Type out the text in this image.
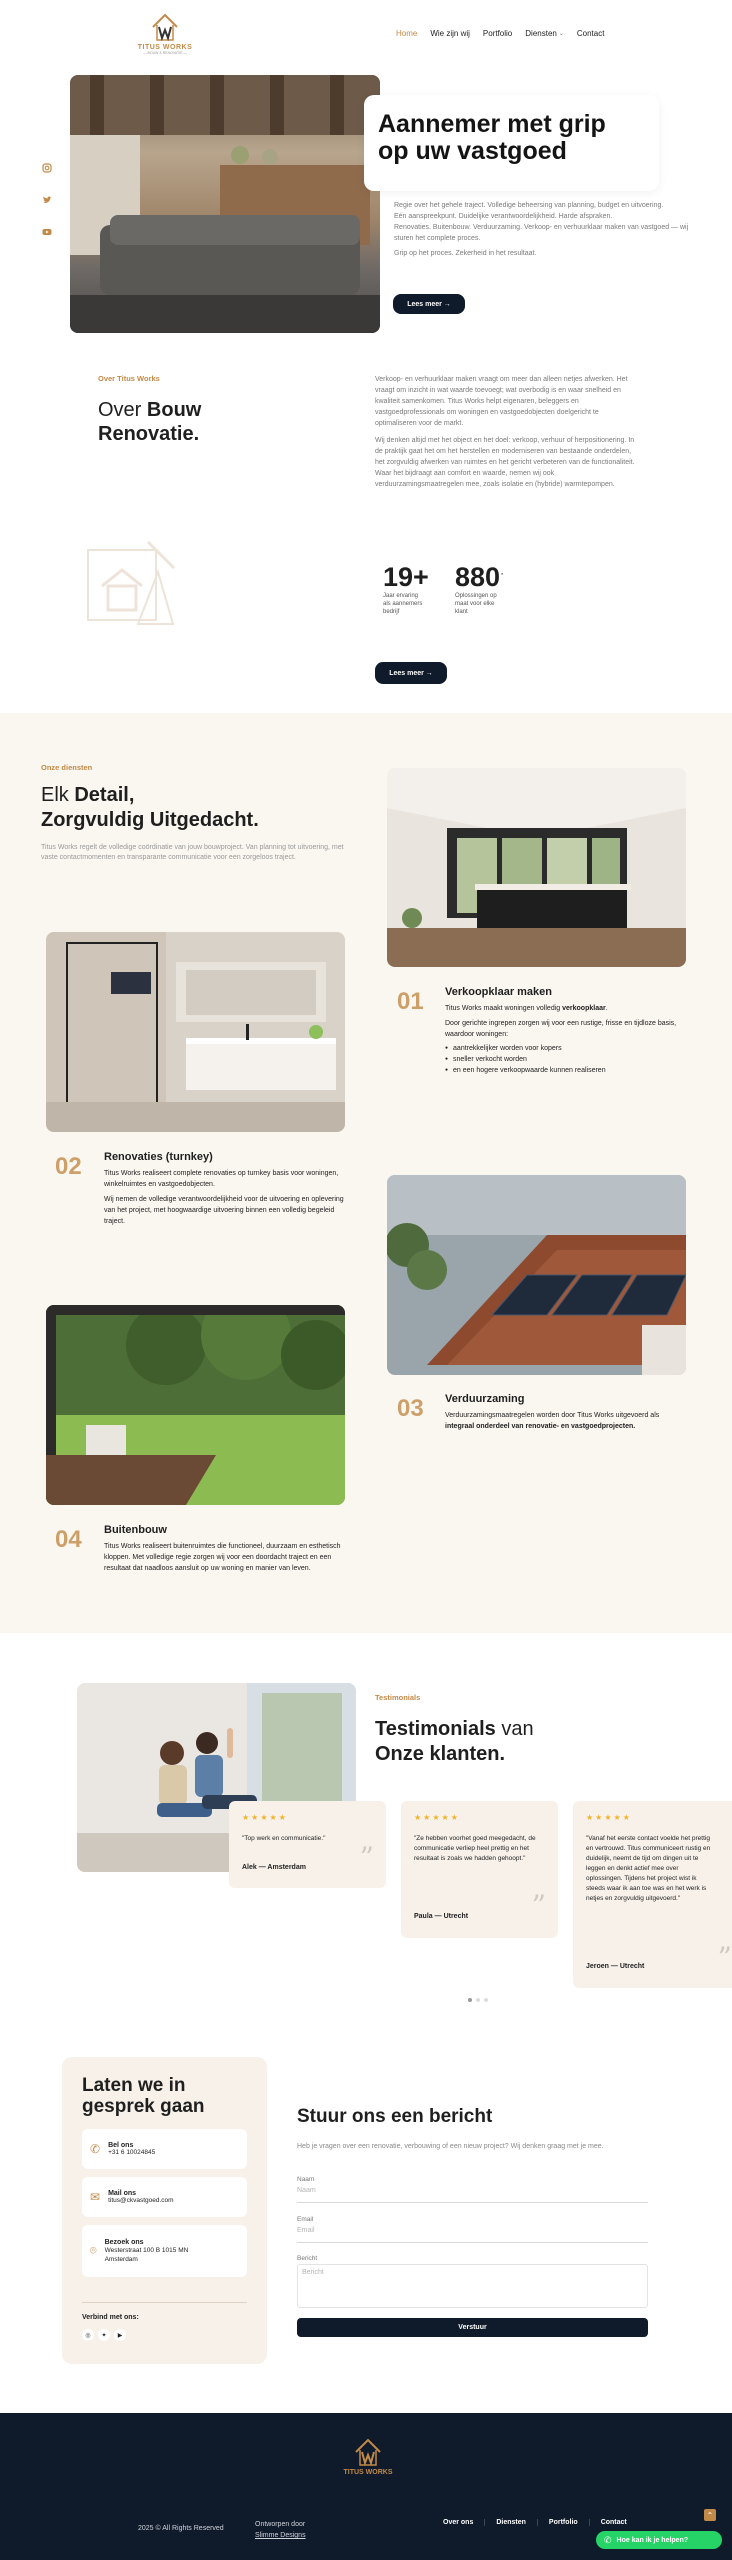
TITUS WORKS
— BOUW & RENOVATIE —
Home Wie zijn wij Portfolio Diensten ⌄ Contact
Aannemer met grip op uw vastgoed

Regie over het gehele traject. Volledige beheersing van planning, budget en uitvoering.

Eén aanspreekpunt. Duidelijke verantwoordelijkheid. Harde afspraken.

Renovaties. Buitenbouw. Verduurzaming. Verkoop- en verhuurklaar maken van vastgoed — wij sturen het complete proces.

Grip op het proces. Zekerheid in het resultaat.

Lees meer →
Over Titus Works
Over Bouw Renovatie.

Verkoop- en verhuurklaar maken vraagt om meer dan alleen netjes afwerken. Het vraagt om inzicht in wat waarde toevoegt; wat overbodig is en waar snelheid en kwaliteit samenkomen. Titus Works helpt eigenaren, beleggers en vastgoedprofessionals om woningen en vastgoedobjecten doelgericht te optimaliseren voor de markt.

Wij denken altijd met het object en het doel: verkoop, verhuur of herpositionering. In de praktijk gaat het om het herstellen en moderniseren van bestaande onderdelen, het zorgvuldig afwerken van ruimtes en het gericht verbeteren van de functionaliteit. Waar het bijdraagt aan comfort en waarde, nemen wij ook verduurzamingsmaatregelen mee, zoals isolatie en (hybride) warmtepompen.

19+
Jaar ervaring als aannemers bedrijf
880 ·
Oplossingen op maat voor elke klant
Lees meer →
Onze diensten
Elk Detail,
Zorgvuldig Uitgedacht.

Titus Works regelt de volledige coördinatie van jouw bouwproject. Van planning tot uitvoering, met vaste contactmomenten en transparante communicatie voor een zorgeloos traject.

01 Verkoopklaar maken

Titus Works maakt woningen volledig verkoopklaar.

Door gerichte ingrepen zorgen wij voor een rustige, frisse en tijdloze basis, waardoor woningen:

● aantrekkelijker worden voor kopers
● sneller verkocht worden
● en een hogere verkoopwaarde kunnen realiseren
02 Renovaties (turnkey)

Titus Works realiseert complete renovaties op turnkey basis voor woningen, winkelruimtes en vastgoedobjecten.

Wij nemen de volledige verantwoordelijkheid voor de uitvoering en oplevering van het project, met hoogwaardige uitvoering binnen een volledig begeleid traject.

03 Verduurzaming

Verduurzamingsmaatregelen worden door Titus Works uitgevoerd als integraal onderdeel van renovatie- en vastgoedprojecten.

04 Buitenbouw

Titus Works realiseert buitenruimtes die functioneel, duurzaam en esthetisch kloppen. Met volledige regie zorgen wij voor een doordacht traject en een resultaat dat naadloos aansluit op uw woning en manier van leven.

Testimonials
Testimonials van
Onze klanten.
★★★★★

"Top werk en communicatie."

Alek — Amsterdam ”
★★★★★

"Ze hebben voorhet goed meegedacht, de communicatie verliep heel prettig en het resultaat is zoals we hadden gehoopt."

Paula — Utrecht ”
★★★★★

"Vanaf het eerste contact voelde het prettig en vertrouwd. Titus communiceert rustig en duidelijk, neemt de tijd om dingen uit te leggen en denkt actief mee over oplossingen. Tijdens het project wist ik steeds waar ik aan toe was en het werk is netjes en zorgvuldig uitgevoerd."

Jeroen — Utrecht	”
Laten we in gesprek gaan
✆ Bel ons
+31 6 10024845
✉ Mail ons
titus@ckvastgoed.com
⌾
Bezoek ons
Westerstraat 100 B 1015 MN Amsterdam
Verbind met ons:
◎	✦	▶
Stuur ons een bericht

Heb je vragen over een renovatie, verbouwing of een nieuw project? Wij denken graag met je mee.

Naam
Naam
Email
Email
Bericht
Bericht
Verstuur
TITUS WORKS
2025 © All Rights Reserved
Ontworpen door
Slimme Designs
Over ons	Diensten	Portfolio	Contact
⌃
✆ Hoe kan ik je helpen?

- PROMPT -
Every line above should be returned word for word, with the pictures left behind.

- ANSWER BELOW -
Type out the text in this image.
TITUS WORKS
— BOUW & RENOVATIE —
Home Wie zijn wij Portfolio Diensten ⌄ Contact
Aannemer met grip op uw vastgoed

Regie over het gehele traject. Volledige beheersing van planning, budget en uitvoering.

Eén aanspreekpunt. Duidelijke verantwoordelijkheid. Harde afspraken.

Renovaties. Buitenbouw. Verduurzaming. Verkoop- en verhuurklaar maken van vastgoed — wij sturen het complete proces.

Grip op het proces. Zekerheid in het resultaat.

Lees meer →
Over Titus Works
Over Bouw Renovatie.

Verkoop- en verhuurklaar maken vraagt om meer dan alleen netjes afwerken. Het vraagt om inzicht in wat waarde toevoegt; wat overbodig is en waar snelheid en kwaliteit samenkomen. Titus Works helpt eigenaren, beleggers en vastgoedprofessionals om woningen en vastgoedobjecten doelgericht te optimaliseren voor de markt.

Wij denken altijd met het object en het doel: verkoop, verhuur of herpositionering. In de praktijk gaat het om het herstellen en moderniseren van bestaande onderdelen, het zorgvuldig afwerken van ruimtes en het gericht verbeteren van de functionaliteit. Waar het bijdraagt aan comfort en waarde, nemen wij ook verduurzamingsmaatregelen mee, zoals isolatie en (hybride) warmtepompen.

19+
Jaar ervaring als aannemers bedrijf
880 ·
Oplossingen op maat voor elke klant
Lees meer →
Onze diensten
Elk Detail,
Zorgvuldig Uitgedacht.

Titus Works regelt de volledige coördinatie van jouw bouwproject. Van planning tot uitvoering, met vaste contactmomenten en transparante communicatie voor een zorgeloos traject.

01 Verkoopklaar maken

Titus Works maakt woningen volledig verkoopklaar.

Door gerichte ingrepen zorgen wij voor een rustige, frisse en tijdloze basis, waardoor woningen:

● aantrekkelijker worden voor kopers
● sneller verkocht worden
● en een hogere verkoopwaarde kunnen realiseren
02 Renovaties (turnkey)

Titus Works realiseert complete renovaties op turnkey basis voor woningen, winkelruimtes en vastgoedobjecten.

Wij nemen de volledige verantwoordelijkheid voor de uitvoering en oplevering van het project, met hoogwaardige uitvoering binnen een volledig begeleid traject.

03 Verduurzaming

Verduurzamingsmaatregelen worden door Titus Works uitgevoerd als integraal onderdeel van renovatie- en vastgoedprojecten.

04 Buitenbouw

Titus Works realiseert buitenruimtes die functioneel, duurzaam en esthetisch kloppen. Met volledige regie zorgen wij voor een doordacht traject en een resultaat dat naadloos aansluit op uw woning en manier van leven.

Testimonials
Testimonials van
Onze klanten.
★★★★★

"Top werk en communicatie."

Alek — Amsterdam ”
★★★★★

"Ze hebben voorhet goed meegedacht, de communicatie verliep heel prettig en het resultaat is zoals we hadden gehoopt."

Paula — Utrecht ”
★★★★★

"Vanaf het eerste contact voelde het prettig en vertrouwd. Titus communiceert rustig en duidelijk, neemt de tijd om dingen uit te leggen en denkt actief mee over oplossingen. Tijdens het project wist ik steeds waar ik aan toe was en het werk is netjes en zorgvuldig uitgevoerd."

Jeroen — Utrecht	”
Laten we in gesprek gaan
✆ Bel ons
+31 6 10024845
✉ Mail ons
titus@ckvastgoed.com
⌾
Bezoek ons
Westerstraat 100 B 1015 MN Amsterdam
Verbind met ons:
◎	✦	▶
Stuur ons een bericht

Heb je vragen over een renovatie, verbouwing of een nieuw project? Wij denken graag met je mee.

Naam
Naam
Email
Email
Bericht
Bericht
Verstuur
TITUS WORKS
2025 © All Rights Reserved
Ontworpen door
Slimme Designs
Over ons	Diensten	Portfolio	Contact
⌃
✆ Hoe kan ik je helpen?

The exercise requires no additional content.